* [INSTRUCCIONES]:
1 > En el fragmento sobre la travesía del Tarbagatai, ¿qué se erigió en un sitio para aplacar a los dioses enojados por las dudas de Ta Sin Lo?
2 > Escribe una continuación del relato de la travesía del Tarbagatai a partir de su última frase.

La viuda y el hijo de Kan se salvaron, pero Jagisstai sigue siendo implacable. Mientras se pasa hay que estar siempre prevenido. El demonio de la montaña se halla constantemente dispuesto a llevar al viajero a su perdición.

Todas las cumbres del Tarbagatai están salpicadas de obos, de piedra y ramaje. En un sitio han erigido una torre de piedra, a modo de altar, para aplacar a los dioses enojados por las dudas de Ta Sin Lo. Evidentemente, el demonio nos esperaba. Cuando comenzamos la ascensión a la cima principal, nos sopló en la cara un viento glacial y cortante, se puso a silbar y zumbar, tirándonos bloques de nieve que arrancaba de los montones formados en las alturas. No podíamos divisar nada de lo que nos rodeaba y apenas conseguíamos ver el camello que nos precedía inmediatamente. De improviso sentí un choque y miré en torno mío. No vi nada extraordinario. Yo estaba cómodamente sentado entre dos bolsas llenas de pan y otras provisiones, pero no podía distinguir la cabeza de mi camello. Había desaparecido. Efectivamente, el animal había resbalado y caído en el fondo de un barranco poco profundo, mientras que las bolsas, colocadas en su lomo sin correas, quedaron sujetas a una roca, y yo, por fortuna, encima de ellas, sobre la nieve. Esta vez el demonio se había limitado a gastarme una broma, pero indudablemente le supo a poco. Me lo demostró con nuevas pruebas de su ira. Con furiosas ráfagas casi nos arrancaba de nuestras monturas, hacia vacilar a los camellos, nos cegaba azotándonos la cara con la nieve endurecida y nos impedía respirar. Durante largas horas marchamos penosamente por la nieve, cayendo con frecuencia por encima del borde de los riscos. Por fin llegamos a un estrecho valle donde silbaban y mugían innumerables voces del viento. Era de noche. El mongol buscaba la pista de los alrededores y acabó por volver, haciendo aspavientos y diciendo:

– Nos hemos extraviado. Tenemos que pasar aquí la noche, lo que es muy de sentir, porque nos faltará leña para nuestra estufa y el frío va a ser más glacial todavía.

* [DATOS REGISTRADOS]:
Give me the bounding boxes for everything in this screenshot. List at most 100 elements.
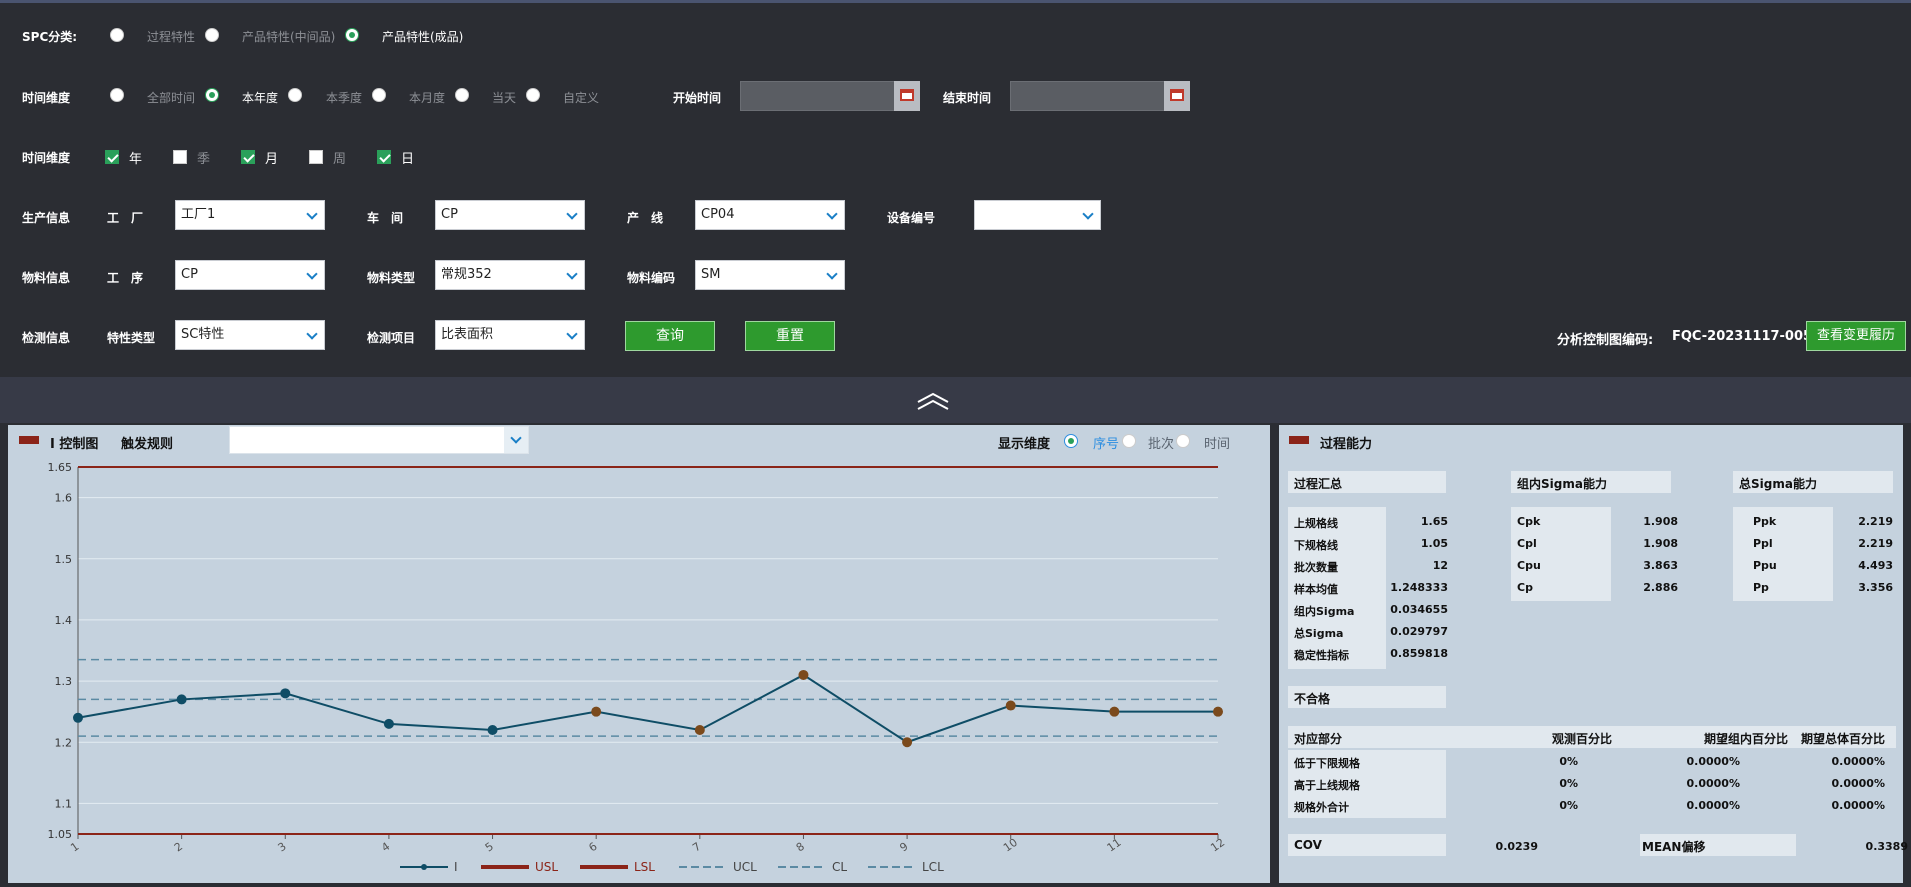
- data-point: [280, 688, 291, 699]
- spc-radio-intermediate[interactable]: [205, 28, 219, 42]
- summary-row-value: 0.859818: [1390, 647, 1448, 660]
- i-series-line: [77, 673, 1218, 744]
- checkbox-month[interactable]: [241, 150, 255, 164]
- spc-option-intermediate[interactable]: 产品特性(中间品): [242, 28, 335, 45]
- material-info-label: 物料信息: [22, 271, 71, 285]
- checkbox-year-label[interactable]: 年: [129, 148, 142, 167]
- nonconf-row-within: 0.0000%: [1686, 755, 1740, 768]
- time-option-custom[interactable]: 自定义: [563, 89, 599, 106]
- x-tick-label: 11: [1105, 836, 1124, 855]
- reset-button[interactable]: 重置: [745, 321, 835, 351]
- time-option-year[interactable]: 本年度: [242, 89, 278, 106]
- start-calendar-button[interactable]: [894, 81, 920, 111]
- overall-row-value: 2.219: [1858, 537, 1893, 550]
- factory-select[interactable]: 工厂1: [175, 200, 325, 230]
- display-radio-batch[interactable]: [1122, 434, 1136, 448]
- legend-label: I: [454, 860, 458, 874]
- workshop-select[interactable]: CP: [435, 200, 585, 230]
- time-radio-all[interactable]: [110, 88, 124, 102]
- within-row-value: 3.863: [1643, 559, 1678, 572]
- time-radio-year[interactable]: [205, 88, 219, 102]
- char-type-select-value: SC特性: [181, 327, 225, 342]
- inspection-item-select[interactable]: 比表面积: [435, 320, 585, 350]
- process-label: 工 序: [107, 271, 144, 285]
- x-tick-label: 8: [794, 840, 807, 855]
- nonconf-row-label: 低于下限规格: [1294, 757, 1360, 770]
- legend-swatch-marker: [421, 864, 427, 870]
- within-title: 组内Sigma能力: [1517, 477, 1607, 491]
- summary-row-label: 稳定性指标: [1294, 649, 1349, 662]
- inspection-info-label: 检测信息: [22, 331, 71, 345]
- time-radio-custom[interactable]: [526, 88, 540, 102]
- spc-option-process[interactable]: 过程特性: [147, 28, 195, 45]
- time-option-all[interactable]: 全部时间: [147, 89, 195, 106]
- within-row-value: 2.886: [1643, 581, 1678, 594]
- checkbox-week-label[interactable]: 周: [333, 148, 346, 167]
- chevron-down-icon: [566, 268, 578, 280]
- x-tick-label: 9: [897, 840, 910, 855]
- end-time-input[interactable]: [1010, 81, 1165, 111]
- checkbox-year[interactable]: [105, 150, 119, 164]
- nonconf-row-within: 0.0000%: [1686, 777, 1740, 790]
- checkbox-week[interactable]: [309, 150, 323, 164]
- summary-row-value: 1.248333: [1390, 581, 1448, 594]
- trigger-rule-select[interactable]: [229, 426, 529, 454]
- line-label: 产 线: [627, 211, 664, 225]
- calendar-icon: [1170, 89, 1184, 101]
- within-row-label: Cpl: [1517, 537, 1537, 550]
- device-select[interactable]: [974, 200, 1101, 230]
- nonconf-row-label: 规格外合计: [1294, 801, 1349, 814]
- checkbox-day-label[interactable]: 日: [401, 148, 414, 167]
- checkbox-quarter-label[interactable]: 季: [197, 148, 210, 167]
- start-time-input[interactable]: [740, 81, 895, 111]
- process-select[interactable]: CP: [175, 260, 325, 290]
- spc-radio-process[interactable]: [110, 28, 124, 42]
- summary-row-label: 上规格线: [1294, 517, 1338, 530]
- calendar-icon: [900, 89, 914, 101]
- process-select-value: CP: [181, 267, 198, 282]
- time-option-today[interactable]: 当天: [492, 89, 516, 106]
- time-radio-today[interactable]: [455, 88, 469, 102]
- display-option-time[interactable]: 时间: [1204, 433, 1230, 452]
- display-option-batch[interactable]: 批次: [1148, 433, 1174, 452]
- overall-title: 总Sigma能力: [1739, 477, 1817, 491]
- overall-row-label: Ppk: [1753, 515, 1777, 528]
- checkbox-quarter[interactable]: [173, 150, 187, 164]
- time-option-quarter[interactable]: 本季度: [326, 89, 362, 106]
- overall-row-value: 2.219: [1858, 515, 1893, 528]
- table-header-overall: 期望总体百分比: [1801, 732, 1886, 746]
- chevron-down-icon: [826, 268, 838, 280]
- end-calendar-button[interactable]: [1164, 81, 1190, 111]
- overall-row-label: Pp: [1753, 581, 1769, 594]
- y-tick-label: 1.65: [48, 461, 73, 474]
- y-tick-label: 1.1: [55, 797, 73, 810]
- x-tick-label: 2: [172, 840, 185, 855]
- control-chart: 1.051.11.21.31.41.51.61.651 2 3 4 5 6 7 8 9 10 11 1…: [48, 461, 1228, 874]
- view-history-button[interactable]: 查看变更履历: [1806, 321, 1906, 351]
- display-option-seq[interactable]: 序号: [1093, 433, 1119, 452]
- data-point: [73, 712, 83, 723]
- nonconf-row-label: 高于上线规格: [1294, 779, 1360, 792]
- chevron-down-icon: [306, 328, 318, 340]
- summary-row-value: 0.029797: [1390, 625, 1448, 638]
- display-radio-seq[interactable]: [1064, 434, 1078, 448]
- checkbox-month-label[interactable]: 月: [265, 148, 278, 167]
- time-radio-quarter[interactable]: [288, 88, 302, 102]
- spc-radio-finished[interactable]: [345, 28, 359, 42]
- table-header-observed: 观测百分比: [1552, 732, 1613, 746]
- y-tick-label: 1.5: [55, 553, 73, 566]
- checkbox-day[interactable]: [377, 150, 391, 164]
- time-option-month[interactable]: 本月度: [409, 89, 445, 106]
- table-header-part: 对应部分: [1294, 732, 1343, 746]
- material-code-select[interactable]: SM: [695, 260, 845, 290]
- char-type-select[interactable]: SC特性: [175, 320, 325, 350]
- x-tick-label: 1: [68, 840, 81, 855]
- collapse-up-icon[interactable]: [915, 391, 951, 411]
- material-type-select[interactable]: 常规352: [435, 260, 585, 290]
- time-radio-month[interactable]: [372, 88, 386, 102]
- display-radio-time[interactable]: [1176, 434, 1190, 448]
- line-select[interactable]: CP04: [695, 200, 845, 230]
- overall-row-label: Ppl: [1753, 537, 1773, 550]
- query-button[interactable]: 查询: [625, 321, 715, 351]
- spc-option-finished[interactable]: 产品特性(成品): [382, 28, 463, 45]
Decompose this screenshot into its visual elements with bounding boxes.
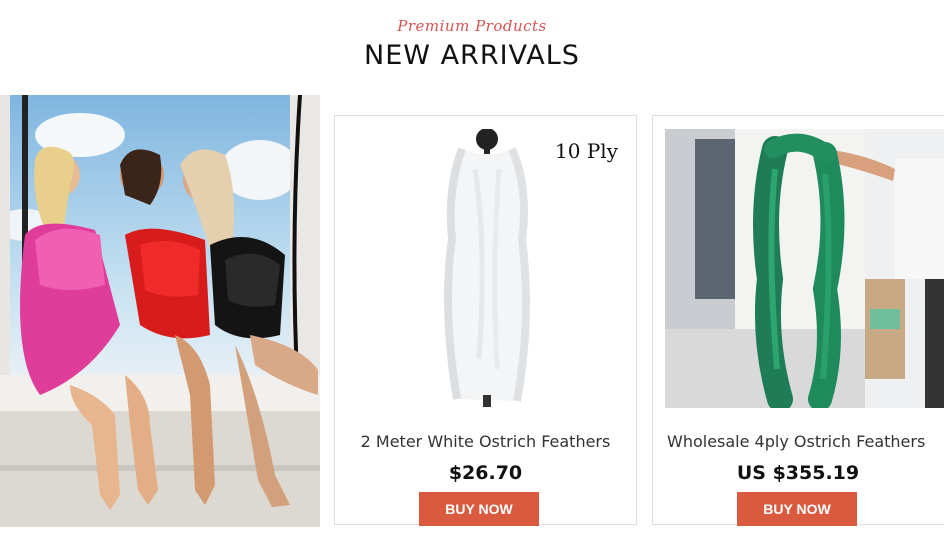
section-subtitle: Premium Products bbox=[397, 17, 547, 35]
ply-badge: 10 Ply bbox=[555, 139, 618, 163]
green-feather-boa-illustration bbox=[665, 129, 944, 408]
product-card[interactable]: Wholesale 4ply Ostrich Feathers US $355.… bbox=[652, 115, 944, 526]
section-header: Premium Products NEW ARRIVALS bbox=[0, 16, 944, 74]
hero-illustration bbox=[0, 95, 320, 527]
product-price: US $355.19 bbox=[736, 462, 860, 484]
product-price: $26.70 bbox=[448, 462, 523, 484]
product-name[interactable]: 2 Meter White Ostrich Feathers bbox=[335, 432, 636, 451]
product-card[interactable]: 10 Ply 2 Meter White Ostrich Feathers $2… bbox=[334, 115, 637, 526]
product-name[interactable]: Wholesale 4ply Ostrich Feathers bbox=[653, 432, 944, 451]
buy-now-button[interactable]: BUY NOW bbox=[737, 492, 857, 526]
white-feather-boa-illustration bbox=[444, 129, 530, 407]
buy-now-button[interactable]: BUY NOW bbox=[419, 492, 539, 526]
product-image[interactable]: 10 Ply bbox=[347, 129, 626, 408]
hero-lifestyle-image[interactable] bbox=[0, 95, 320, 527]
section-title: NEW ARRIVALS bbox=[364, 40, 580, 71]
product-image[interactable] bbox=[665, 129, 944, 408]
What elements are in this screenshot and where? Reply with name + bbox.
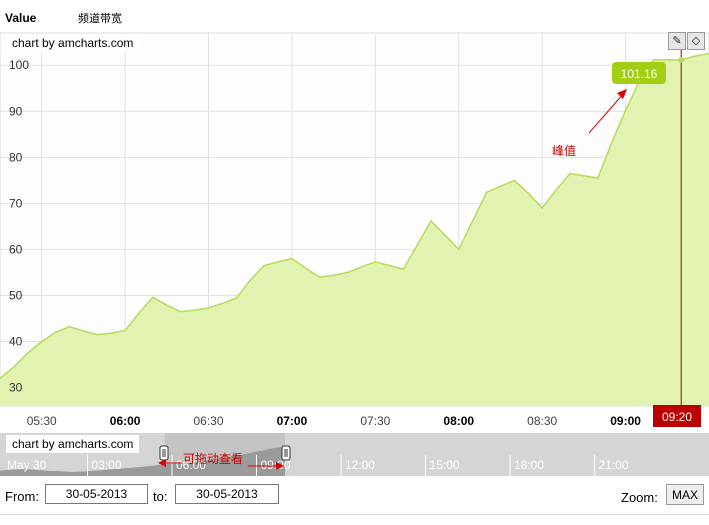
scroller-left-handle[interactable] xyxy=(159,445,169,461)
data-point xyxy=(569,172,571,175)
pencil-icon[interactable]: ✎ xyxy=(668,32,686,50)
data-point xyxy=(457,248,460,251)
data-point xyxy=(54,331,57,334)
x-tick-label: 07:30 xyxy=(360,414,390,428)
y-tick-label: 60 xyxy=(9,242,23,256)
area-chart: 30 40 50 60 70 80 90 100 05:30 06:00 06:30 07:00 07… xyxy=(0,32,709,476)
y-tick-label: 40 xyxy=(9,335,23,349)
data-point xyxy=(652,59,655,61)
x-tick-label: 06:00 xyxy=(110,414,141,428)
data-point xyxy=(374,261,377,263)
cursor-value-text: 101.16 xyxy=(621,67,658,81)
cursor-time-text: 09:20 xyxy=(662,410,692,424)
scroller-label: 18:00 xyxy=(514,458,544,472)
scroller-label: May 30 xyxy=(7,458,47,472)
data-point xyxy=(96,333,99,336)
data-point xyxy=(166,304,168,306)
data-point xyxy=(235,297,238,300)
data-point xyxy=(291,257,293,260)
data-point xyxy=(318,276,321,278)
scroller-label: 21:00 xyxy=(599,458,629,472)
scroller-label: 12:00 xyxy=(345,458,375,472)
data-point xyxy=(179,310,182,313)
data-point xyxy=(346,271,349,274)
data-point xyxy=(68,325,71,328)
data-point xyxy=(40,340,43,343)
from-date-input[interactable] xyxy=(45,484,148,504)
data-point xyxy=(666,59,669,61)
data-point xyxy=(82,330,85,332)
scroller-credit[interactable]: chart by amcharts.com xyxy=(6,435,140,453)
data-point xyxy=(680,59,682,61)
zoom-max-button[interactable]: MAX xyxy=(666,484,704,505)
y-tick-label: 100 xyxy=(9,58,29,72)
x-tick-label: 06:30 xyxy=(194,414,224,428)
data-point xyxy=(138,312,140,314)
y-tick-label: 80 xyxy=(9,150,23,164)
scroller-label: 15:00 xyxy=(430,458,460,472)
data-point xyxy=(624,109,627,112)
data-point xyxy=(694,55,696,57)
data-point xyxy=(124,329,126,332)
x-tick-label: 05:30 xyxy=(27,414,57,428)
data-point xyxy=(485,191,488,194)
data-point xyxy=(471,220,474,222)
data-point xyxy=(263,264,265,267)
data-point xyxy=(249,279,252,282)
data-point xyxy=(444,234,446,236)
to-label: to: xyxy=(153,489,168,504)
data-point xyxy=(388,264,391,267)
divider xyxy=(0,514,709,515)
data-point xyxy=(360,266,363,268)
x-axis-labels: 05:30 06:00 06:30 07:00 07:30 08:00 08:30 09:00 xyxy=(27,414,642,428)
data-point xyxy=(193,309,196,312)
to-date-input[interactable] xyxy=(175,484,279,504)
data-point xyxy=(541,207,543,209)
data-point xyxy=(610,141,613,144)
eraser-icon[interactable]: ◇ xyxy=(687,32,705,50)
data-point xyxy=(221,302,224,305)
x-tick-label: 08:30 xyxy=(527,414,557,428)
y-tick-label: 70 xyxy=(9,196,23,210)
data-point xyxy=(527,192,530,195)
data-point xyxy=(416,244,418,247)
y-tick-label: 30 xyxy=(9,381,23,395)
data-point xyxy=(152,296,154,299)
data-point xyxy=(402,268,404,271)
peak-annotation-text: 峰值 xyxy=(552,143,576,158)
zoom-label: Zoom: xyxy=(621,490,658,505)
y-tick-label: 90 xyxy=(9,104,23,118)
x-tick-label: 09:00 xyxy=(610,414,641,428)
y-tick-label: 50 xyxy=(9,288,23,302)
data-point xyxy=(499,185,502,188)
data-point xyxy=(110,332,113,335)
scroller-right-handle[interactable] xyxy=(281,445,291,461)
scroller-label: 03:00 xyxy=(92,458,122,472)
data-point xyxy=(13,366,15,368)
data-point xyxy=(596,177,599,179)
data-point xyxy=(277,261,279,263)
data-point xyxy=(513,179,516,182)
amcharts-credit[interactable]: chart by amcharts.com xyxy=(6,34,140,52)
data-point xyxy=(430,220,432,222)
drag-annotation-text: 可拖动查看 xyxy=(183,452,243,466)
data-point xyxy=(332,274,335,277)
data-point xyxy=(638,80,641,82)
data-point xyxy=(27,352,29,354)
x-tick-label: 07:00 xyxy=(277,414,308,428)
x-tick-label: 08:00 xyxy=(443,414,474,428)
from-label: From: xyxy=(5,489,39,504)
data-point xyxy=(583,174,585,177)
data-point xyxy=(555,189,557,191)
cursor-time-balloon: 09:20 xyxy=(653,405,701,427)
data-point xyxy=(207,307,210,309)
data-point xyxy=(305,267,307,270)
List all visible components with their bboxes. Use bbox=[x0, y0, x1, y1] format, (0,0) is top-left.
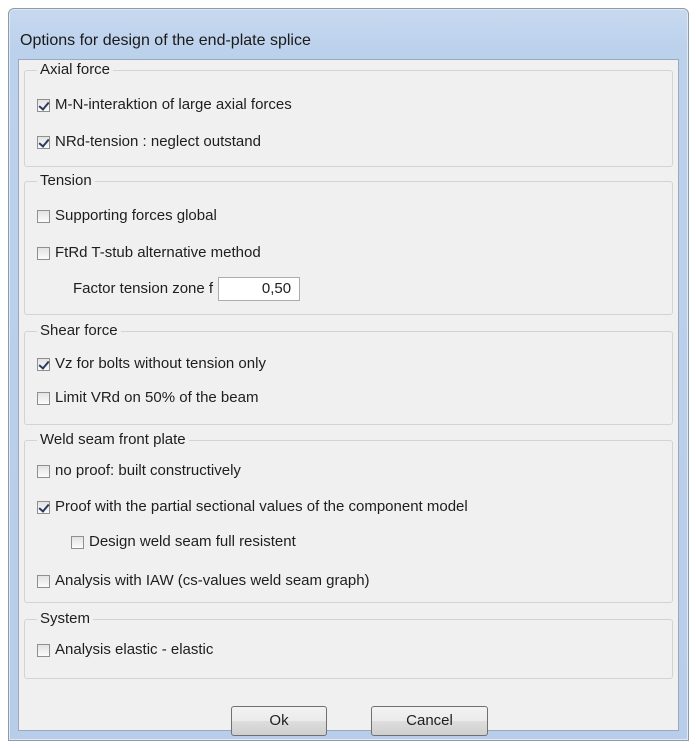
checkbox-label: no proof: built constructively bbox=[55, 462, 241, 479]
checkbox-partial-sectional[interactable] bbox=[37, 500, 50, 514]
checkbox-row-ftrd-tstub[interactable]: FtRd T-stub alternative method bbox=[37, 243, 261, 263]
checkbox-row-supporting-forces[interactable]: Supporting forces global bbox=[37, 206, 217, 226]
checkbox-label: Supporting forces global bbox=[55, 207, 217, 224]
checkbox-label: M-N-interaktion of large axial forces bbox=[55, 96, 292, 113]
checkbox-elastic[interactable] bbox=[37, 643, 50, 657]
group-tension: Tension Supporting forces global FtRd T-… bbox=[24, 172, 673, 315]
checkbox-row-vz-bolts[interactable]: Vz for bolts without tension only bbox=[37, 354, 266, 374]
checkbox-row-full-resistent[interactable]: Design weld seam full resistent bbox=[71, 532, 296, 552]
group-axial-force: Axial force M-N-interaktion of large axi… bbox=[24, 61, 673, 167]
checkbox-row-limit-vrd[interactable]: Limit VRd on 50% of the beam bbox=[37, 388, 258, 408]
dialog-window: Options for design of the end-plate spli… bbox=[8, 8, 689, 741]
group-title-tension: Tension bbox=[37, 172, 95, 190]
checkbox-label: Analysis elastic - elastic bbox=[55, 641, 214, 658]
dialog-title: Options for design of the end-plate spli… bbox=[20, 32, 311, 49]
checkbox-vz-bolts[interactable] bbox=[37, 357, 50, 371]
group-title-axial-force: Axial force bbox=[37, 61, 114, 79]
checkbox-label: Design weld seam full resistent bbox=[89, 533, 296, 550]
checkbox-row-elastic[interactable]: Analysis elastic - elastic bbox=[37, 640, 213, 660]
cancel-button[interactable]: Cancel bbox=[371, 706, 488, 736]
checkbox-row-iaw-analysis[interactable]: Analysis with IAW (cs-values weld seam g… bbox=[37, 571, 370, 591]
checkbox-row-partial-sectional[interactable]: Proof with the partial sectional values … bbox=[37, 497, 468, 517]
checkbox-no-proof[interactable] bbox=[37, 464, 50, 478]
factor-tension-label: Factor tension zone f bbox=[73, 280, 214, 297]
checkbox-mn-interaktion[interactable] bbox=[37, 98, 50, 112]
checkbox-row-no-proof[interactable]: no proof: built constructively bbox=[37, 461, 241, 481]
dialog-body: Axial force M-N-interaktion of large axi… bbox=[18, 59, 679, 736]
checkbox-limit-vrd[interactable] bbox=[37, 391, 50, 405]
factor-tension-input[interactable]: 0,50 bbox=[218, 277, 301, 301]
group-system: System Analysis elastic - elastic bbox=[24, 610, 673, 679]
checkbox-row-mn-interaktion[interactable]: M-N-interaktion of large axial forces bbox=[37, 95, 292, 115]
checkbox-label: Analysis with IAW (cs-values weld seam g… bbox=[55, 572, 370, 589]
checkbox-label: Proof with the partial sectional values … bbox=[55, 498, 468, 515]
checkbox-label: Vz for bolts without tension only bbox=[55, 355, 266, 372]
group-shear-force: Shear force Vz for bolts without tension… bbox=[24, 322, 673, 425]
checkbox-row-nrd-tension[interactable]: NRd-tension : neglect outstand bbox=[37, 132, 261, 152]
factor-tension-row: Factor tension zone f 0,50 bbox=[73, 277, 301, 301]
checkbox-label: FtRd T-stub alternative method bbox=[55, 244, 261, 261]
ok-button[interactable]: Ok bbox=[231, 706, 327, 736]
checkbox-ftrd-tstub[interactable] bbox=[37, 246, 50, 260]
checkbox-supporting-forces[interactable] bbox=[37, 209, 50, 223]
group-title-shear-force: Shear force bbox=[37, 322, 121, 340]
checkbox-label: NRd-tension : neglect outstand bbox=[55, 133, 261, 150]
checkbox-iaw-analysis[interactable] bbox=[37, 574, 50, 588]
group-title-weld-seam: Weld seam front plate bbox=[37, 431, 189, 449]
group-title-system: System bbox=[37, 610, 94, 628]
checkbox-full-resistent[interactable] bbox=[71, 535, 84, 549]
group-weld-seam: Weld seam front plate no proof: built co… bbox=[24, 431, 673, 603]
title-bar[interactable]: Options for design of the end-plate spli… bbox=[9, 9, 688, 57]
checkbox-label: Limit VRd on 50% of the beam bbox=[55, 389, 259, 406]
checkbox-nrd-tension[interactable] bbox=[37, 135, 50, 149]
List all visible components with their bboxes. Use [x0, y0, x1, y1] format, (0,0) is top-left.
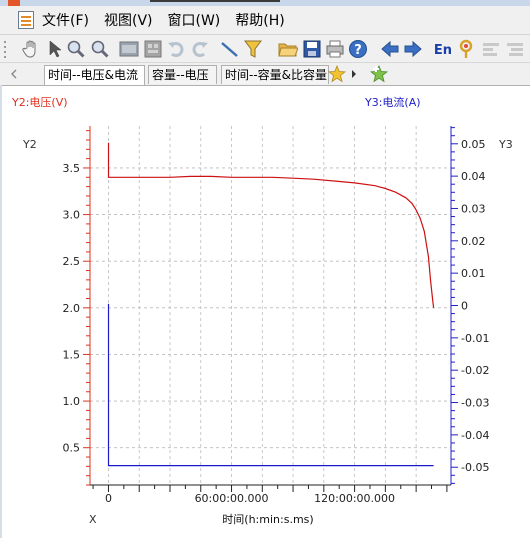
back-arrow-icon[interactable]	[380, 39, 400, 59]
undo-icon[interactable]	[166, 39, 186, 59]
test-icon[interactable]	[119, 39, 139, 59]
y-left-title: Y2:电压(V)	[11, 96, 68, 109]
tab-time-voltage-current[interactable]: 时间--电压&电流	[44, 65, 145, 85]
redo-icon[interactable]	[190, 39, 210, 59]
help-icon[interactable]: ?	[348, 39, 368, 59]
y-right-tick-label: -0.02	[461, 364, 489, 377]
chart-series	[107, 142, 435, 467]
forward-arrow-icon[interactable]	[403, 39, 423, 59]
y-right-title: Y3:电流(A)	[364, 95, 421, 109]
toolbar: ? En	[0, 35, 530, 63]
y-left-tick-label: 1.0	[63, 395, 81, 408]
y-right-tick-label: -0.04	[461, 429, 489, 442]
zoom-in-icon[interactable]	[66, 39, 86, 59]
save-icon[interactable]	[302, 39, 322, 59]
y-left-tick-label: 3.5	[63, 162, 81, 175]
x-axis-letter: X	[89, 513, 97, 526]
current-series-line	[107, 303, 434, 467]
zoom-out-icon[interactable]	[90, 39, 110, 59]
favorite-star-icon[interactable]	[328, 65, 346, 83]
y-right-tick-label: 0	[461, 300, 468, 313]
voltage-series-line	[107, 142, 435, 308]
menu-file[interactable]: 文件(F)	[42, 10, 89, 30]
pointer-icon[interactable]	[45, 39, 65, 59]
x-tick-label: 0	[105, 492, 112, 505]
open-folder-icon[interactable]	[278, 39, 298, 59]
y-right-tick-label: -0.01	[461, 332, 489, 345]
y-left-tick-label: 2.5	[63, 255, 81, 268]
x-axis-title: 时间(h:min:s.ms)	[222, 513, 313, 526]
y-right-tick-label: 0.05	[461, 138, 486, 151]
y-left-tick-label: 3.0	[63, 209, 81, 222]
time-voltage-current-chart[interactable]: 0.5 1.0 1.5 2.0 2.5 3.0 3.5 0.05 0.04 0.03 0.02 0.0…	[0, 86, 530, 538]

* [RESPUESTAS POR TAREA]:
1 > Una torre de piedra, a modo de altar.

2 >
A duras penas, con las manos agarrotadas, conseguimos armar la tienda a pesar del viento, colocando en el interior la estufa, entonces inútil. Recubrimos la tienda de nieve, cavamos en los montones de nieve largas y profundas zanjas y obligamos a nuestros camellos a acostarse, gritándoles: Zuk, zuk!, voz que les hace arrodillarse. Luego metimos en la tienda los equipajes. Mi compañero no se resignó a la idea de pasar una noche glacial sin encender la estufa.

– Voy a buscar combustible – dijo, con tono resuelto.

Cogió el hacha y se fue. Volvió al cabo de una hora con un buen trozo de poste telegráfico.

– ¡Eh! Gengis Kan – exclamó, frotándose las manos amoratadas -, tomad las hachas e id allí abajo, a la izquierda de la montaña, y encontrareis los postes telegráficos que fueron derribados. He hecho amistad con el viejo Jagisstai y me ha conducido a los postes.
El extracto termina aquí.